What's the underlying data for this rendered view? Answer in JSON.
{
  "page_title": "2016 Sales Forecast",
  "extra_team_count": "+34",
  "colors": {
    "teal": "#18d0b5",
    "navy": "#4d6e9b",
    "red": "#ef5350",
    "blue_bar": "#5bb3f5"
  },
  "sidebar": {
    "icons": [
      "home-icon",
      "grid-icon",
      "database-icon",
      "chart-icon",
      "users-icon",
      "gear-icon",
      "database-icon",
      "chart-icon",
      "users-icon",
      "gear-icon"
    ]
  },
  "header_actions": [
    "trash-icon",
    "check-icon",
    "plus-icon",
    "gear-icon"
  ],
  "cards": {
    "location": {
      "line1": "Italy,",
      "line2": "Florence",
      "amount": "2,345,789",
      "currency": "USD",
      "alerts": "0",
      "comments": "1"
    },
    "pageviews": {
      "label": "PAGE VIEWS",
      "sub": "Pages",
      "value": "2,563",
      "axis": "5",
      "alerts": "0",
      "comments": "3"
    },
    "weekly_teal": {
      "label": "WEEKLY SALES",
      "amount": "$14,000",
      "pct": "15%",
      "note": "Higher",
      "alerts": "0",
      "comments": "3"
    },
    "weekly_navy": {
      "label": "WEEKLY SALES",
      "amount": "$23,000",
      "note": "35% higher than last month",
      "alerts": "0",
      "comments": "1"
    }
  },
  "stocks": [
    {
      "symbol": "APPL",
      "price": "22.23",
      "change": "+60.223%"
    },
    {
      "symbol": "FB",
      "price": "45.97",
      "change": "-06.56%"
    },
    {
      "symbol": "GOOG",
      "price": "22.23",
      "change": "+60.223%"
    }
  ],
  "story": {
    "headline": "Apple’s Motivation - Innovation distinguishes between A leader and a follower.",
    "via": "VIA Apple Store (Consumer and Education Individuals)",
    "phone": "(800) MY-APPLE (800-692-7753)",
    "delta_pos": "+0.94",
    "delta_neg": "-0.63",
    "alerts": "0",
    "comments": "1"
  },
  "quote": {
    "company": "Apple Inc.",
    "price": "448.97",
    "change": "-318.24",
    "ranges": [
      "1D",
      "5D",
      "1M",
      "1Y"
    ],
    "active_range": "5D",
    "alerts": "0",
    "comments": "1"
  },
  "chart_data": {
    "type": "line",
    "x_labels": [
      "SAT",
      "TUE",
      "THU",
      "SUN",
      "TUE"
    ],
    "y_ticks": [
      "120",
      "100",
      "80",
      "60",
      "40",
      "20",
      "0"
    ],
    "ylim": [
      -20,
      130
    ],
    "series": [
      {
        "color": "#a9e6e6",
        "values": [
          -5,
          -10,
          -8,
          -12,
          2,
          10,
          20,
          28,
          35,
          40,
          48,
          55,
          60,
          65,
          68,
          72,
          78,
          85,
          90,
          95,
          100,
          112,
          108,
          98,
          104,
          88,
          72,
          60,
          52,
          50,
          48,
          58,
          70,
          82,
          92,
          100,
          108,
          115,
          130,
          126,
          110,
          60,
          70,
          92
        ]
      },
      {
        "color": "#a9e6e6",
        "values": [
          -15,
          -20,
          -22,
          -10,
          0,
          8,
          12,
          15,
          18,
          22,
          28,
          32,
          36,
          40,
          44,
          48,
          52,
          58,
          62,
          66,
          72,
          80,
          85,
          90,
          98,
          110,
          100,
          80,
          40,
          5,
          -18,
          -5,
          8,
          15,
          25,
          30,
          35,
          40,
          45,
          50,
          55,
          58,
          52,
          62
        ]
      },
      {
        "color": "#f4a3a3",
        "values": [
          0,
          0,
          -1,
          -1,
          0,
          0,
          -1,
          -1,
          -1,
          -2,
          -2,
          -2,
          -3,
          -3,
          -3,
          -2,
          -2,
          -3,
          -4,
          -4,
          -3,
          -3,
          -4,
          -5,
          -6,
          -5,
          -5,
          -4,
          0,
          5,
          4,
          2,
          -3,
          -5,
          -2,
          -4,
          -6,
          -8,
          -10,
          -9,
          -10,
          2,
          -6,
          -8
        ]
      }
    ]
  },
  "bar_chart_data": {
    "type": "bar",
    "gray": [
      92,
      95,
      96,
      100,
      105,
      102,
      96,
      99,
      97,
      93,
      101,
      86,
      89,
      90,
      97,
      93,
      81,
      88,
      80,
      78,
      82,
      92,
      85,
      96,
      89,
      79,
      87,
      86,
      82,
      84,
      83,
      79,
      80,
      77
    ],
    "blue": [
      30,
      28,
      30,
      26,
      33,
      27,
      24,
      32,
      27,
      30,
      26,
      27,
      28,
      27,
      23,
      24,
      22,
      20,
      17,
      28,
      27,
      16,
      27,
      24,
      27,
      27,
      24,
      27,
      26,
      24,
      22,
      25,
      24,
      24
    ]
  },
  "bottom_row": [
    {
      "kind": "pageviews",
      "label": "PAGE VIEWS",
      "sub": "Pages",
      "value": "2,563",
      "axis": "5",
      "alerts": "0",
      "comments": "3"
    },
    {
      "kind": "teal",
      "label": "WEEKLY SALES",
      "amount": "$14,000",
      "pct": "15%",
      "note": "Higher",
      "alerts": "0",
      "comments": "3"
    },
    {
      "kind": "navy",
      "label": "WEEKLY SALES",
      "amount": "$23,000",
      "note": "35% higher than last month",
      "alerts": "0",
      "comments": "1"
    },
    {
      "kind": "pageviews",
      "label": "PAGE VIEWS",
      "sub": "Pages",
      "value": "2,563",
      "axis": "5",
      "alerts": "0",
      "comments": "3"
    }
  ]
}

## PROBLEM TO WORK ON
Retype all of the entries precisely as they are.

## ANSWER IN FULL
What's the underlying data for this rendered view? Answer in JSON.
{
  "page_title": "2016 Sales Forecast",
  "extra_team_count": "+34",
  "colors": {
    "teal": "#18d0b5",
    "navy": "#4d6e9b",
    "red": "#ef5350",
    "blue_bar": "#5bb3f5"
  },
  "sidebar": {
    "icons": [
      "home-icon",
      "grid-icon",
      "database-icon",
      "chart-icon",
      "users-icon",
      "gear-icon",
      "database-icon",
      "chart-icon",
      "users-icon",
      "gear-icon"
    ]
  },
  "header_actions": [
    "trash-icon",
    "check-icon",
    "plus-icon",
    "gear-icon"
  ],
  "cards": {
    "location": {
      "line1": "Italy,",
      "line2": "Florence",
      "amount": "2,345,789",
      "currency": "USD",
      "alerts": "0",
      "comments": "1"
    },
    "pageviews": {
      "label": "PAGE VIEWS",
      "sub": "Pages",
      "value": "2,563",
      "axis": "5",
      "alerts": "0",
      "comments": "3"
    },
    "weekly_teal": {
      "label": "WEEKLY SALES",
      "amount": "$14,000",
      "pct": "15%",
      "note": "Higher",
      "alerts": "0",
      "comments": "3"
    },
    "weekly_navy": {
      "label": "WEEKLY SALES",
      "amount": "$23,000",
      "note": "35% higher than last month",
      "alerts": "0",
      "comments": "1"
    }
  },
  "stocks": [
    {
      "symbol": "APPL",
      "price": "22.23",
      "change": "+60.223%"
    },
    {
      "symbol": "FB",
      "price": "45.97",
      "change": "-06.56%"
    },
    {
      "symbol": "GOOG",
      "price": "22.23",
      "change": "+60.223%"
    }
  ],
  "story": {
    "headline": "Apple’s Motivation - Innovation distinguishes between A leader and a follower.",
    "via": "VIA Apple Store (Consumer and Education Individuals)",
    "phone": "(800) MY-APPLE (800-692-7753)",
    "delta_pos": "+0.94",
    "delta_neg": "-0.63",
    "alerts": "0",
    "comments": "1"
  },
  "quote": {
    "company": "Apple Inc.",
    "price": "448.97",
    "change": "-318.24",
    "ranges": [
      "1D",
      "5D",
      "1M",
      "1Y"
    ],
    "active_range": "5D",
    "alerts": "0",
    "comments": "1"
  },
  "chart_data": {
    "type": "line",
    "x_labels": [
      "SAT",
      "TUE",
      "THU",
      "SUN",
      "TUE"
    ],
    "y_ticks": [
      "120",
      "100",
      "80",
      "60",
      "40",
      "20",
      "0"
    ],
    "ylim": [
      -20,
      130
    ],
    "series": [
      {
        "color": "#a9e6e6",
        "values": [
          -5,
          -10,
          -8,
          -12,
          2,
          10,
          20,
          28,
          35,
          40,
          48,
          55,
          60,
          65,
          68,
          72,
          78,
          85,
          90,
          95,
          100,
          112,
          108,
          98,
          104,
          88,
          72,
          60,
          52,
          50,
          48,
          58,
          70,
          82,
          92,
          100,
          108,
          115,
          130,
          126,
          110,
          60,
          70,
          92
        ]
      },
      {
        "color": "#a9e6e6",
        "values": [
          -15,
          -20,
          -22,
          -10,
          0,
          8,
          12,
          15,
          18,
          22,
          28,
          32,
          36,
          40,
          44,
          48,
          52,
          58,
          62,
          66,
          72,
          80,
          85,
          90,
          98,
          110,
          100,
          80,
          40,
          5,
          -18,
          -5,
          8,
          15,
          25,
          30,
          35,
          40,
          45,
          50,
          55,
          58,
          52,
          62
        ]
      },
      {
        "color": "#f4a3a3",
        "values": [
          0,
          0,
          -1,
          -1,
          0,
          0,
          -1,
          -1,
          -1,
          -2,
          -2,
          -2,
          -3,
          -3,
          -3,
          -2,
          -2,
          -3,
          -4,
          -4,
          -3,
          -3,
          -4,
          -5,
          -6,
          -5,
          -5,
          -4,
          0,
          5,
          4,
          2,
          -3,
          -5,
          -2,
          -4,
          -6,
          -8,
          -10,
          -9,
          -10,
          2,
          -6,
          -8
        ]
      }
    ]
  },
  "bar_chart_data": {
    "type": "bar",
    "gray": [
      92,
      95,
      96,
      100,
      105,
      102,
      96,
      99,
      97,
      93,
      101,
      86,
      89,
      90,
      97,
      93,
      81,
      88,
      80,
      78,
      82,
      92,
      85,
      96,
      89,
      79,
      87,
      86,
      82,
      84,
      83,
      79,
      80,
      77
    ],
    "blue": [
      30,
      28,
      30,
      26,
      33,
      27,
      24,
      32,
      27,
      30,
      26,
      27,
      28,
      27,
      23,
      24,
      22,
      20,
      17,
      28,
      27,
      16,
      27,
      24,
      27,
      27,
      24,
      27,
      26,
      24,
      22,
      25,
      24,
      24
    ]
  },
  "bottom_row": [
    {
      "kind": "pageviews",
      "label": "PAGE VIEWS",
      "sub": "Pages",
      "value": "2,563",
      "axis": "5",
      "alerts": "0",
      "comments": "3"
    },
    {
      "kind": "teal",
      "label": "WEEKLY SALES",
      "amount": "$14,000",
      "pct": "15%",
      "note": "Higher",
      "alerts": "0",
      "comments": "3"
    },
    {
      "kind": "navy",
      "label": "WEEKLY SALES",
      "amount": "$23,000",
      "note": "35% higher than last month",
      "alerts": "0",
      "comments": "1"
    },
    {
      "kind": "pageviews",
      "label": "PAGE VIEWS",
      "sub": "Pages",
      "value": "2,563",
      "axis": "5",
      "alerts": "0",
      "comments": "3"
    }
  ]
}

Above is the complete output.